| Provided information |
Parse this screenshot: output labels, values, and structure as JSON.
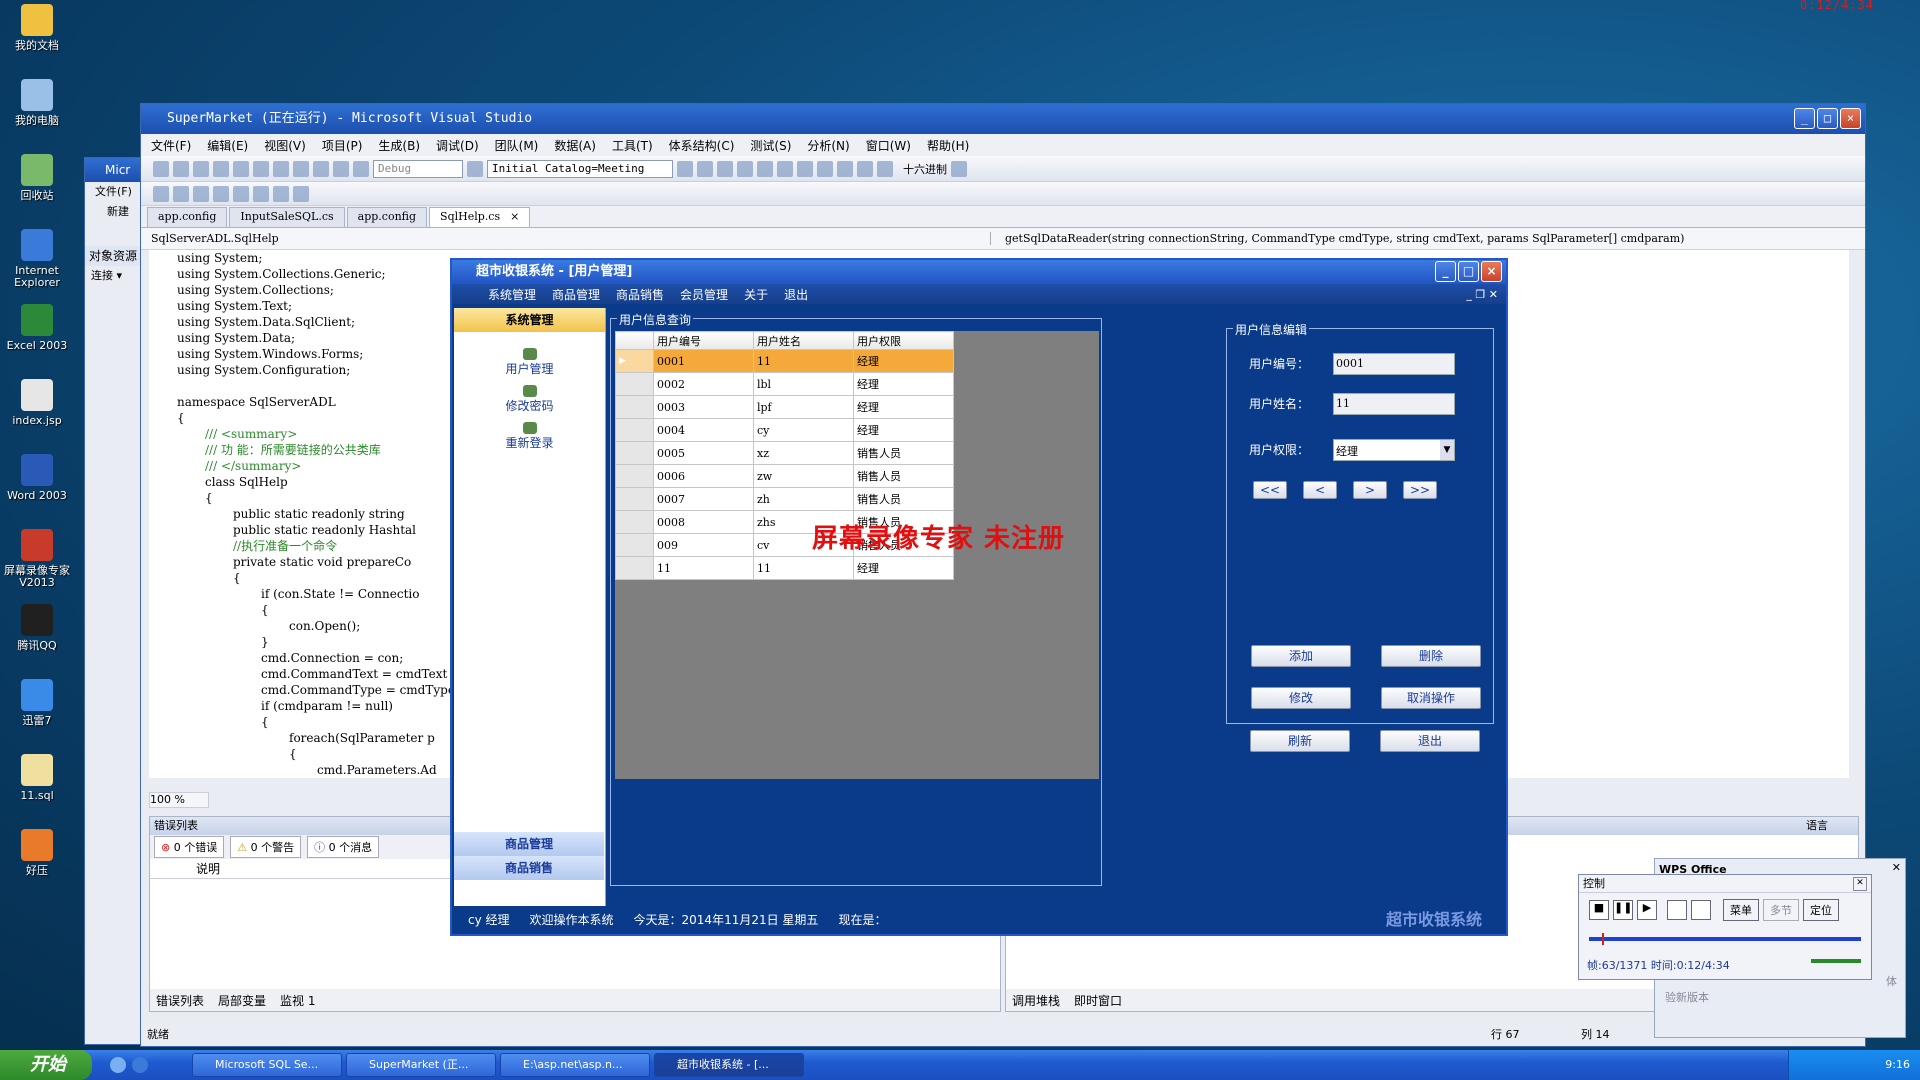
{
  "clock_top": "0:12/4:34",
  "desktop_icons": [
    {
      "label": "我的文档",
      "color": "#f0c040"
    },
    {
      "label": "我的电脑",
      "color": "#9ac0e8"
    },
    {
      "label": "回收站",
      "color": "#7ab86a"
    },
    {
      "label": "Internet\nExplorer",
      "color": "#3a7ad8"
    },
    {
      "label": "Excel 2003",
      "color": "#2a8a3a"
    },
    {
      "label": "index.jsp",
      "color": "#e6e6e6"
    },
    {
      "label": "Word 2003",
      "color": "#2a5ab8"
    },
    {
      "label": "屏幕录像专家\nV2013",
      "color": "#c83a2a"
    },
    {
      "label": "腾讯QQ",
      "color": "#202020"
    },
    {
      "label": "迅雷7",
      "color": "#3a8ae8"
    },
    {
      "label": "11.sql",
      "color": "#f0e0a0"
    },
    {
      "label": "好压",
      "color": "#e87a2a"
    }
  ],
  "oe_window": {
    "title": "Micr",
    "file_menu": "文件(F)",
    "new_btn": "新建",
    "panel_title": "对象资源",
    "connect": "连接 ▾"
  },
  "vs": {
    "title": "SuperMarket (正在运行) - Microsoft Visual Studio",
    "menu": [
      "文件(F)",
      "编辑(E)",
      "视图(V)",
      "项目(P)",
      "生成(B)",
      "调试(D)",
      "团队(M)",
      "数据(A)",
      "工具(T)",
      "体系结构(C)",
      "测试(S)",
      "分析(N)",
      "窗口(W)",
      "帮助(H)"
    ],
    "config_combo": "Debug",
    "catalog_combo": "Initial Catalog=Meeting",
    "hex_label": "十六进制",
    "tabs": [
      "app.config",
      "InputSaleSQL.cs",
      "app.config",
      "SqlHelp.cs"
    ],
    "class_combo": "SqlServerADL.SqlHelp",
    "member_combo": "getSqlDataReader(string connectionString, CommandType cmdType, string cmdText, params SqlParameter[] cmdparam)",
    "zoom": "100 %",
    "status_ready": "就绪",
    "status_line": "行 67",
    "status_col": "列 14"
  },
  "code_lines": [
    "using System;",
    "using System.Collections.Generic;",
    "using System.Collections;",
    "using System.Text;",
    "using System.Data.SqlClient;",
    "using System.Data;",
    "using System.Windows.Forms;",
    "using System.Configuration;",
    "namespace SqlServerADL",
    "{",
    "/// <summary>",
    "/// 功   能：所需要链接的公共类库",
    "/// </summary>",
    "class SqlHelp",
    "{",
    "public static readonly string",
    "public static readonly Hashtal",
    "//执行准备一个命令",
    "private static void prepareCo",
    "{",
    "if (con.State != Connectio",
    "{",
    "con.Open();",
    "}",
    "cmd.Connection = con;",
    "cmd.CommandText = cmdText",
    "cmd.CommandType = cmdType",
    "if (cmdparam != null)",
    "{",
    "foreach(SqlParameter p",
    "{",
    "cmd.Parameters.Ad"
  ],
  "error_list": {
    "title": "错误列表",
    "errors": "0 个错误",
    "warnings": "0 个警告",
    "messages": "0 个消息",
    "col_desc": "说明",
    "tabs": [
      "错误列表",
      "局部变量",
      "监视 1"
    ],
    "lang": "语言"
  },
  "callstack_tabs": [
    "调用堆栈",
    "即时窗口"
  ],
  "app": {
    "title": "超市收银系统 - [用户管理]",
    "menu": [
      "系统管理",
      "商品管理",
      "商品销售",
      "会员管理",
      "关于",
      "退出"
    ],
    "nav_header": "系统管理",
    "nav_items": [
      "用户管理",
      "修改密码",
      "重新登录"
    ],
    "nav_footer": [
      "商品管理",
      "商品销售"
    ],
    "query_group": "用户信息查询",
    "edit_group": "用户信息编辑",
    "columns": [
      "用户编号",
      "用户姓名",
      "用户权限"
    ],
    "rows": [
      [
        "0001",
        "11",
        "经理"
      ],
      [
        "0002",
        "lbl",
        "经理"
      ],
      [
        "0003",
        "lpf",
        "经理"
      ],
      [
        "0004",
        "cy",
        "经理"
      ],
      [
        "0005",
        "xz",
        "销售人员"
      ],
      [
        "0006",
        "zw",
        "销售人员"
      ],
      [
        "0007",
        "zh",
        "销售人员"
      ],
      [
        "0008",
        "zhs",
        "销售人员"
      ],
      [
        "009",
        "cv",
        "销售人员"
      ],
      [
        "11",
        "11",
        "经理"
      ]
    ],
    "form": {
      "id_label": "用户编号：",
      "id_value": "0001",
      "name_label": "用户姓名：",
      "name_value": "11",
      "role_label": "用户权限：",
      "role_value": "经理"
    },
    "nav_buttons": [
      "<<",
      "<",
      ">",
      ">>"
    ],
    "buttons": {
      "add": "添加",
      "delete": "删除",
      "edit": "修改",
      "cancel": "取消操作",
      "refresh": "刷新",
      "exit": "退出"
    },
    "status": {
      "user": "cy 经理",
      "welcome": "欢迎操作本系统",
      "today": "今天是：2014年11月21日 星期五",
      "now": "现在是：",
      "brand": "超市收银系统"
    }
  },
  "watermark": "屏幕录像专家  未注册",
  "recorder": {
    "title": "控制",
    "menu_btn": "菜单",
    "multi_btn": "多节",
    "locate_btn": "定位",
    "info": "帧:63/1371 时间:0:12/4:34",
    "progress": 0.046
  },
  "wps": {
    "brand": "WPS Office",
    "update": "验新版本",
    "font_hint": "体"
  },
  "taskbar": {
    "start": "开始",
    "tasks": [
      "Microsoft SQL Se...",
      "SuperMarket (正...",
      "E:\\asp.net\\asp.n...",
      "超市收银系统 - [..."
    ],
    "clock": "9:16"
  }
}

| Short exercise |
From the listing above, collect each line in which the string "public" appears.

| Final result |
    "public static readonly string",
    "public static readonly Hashtal",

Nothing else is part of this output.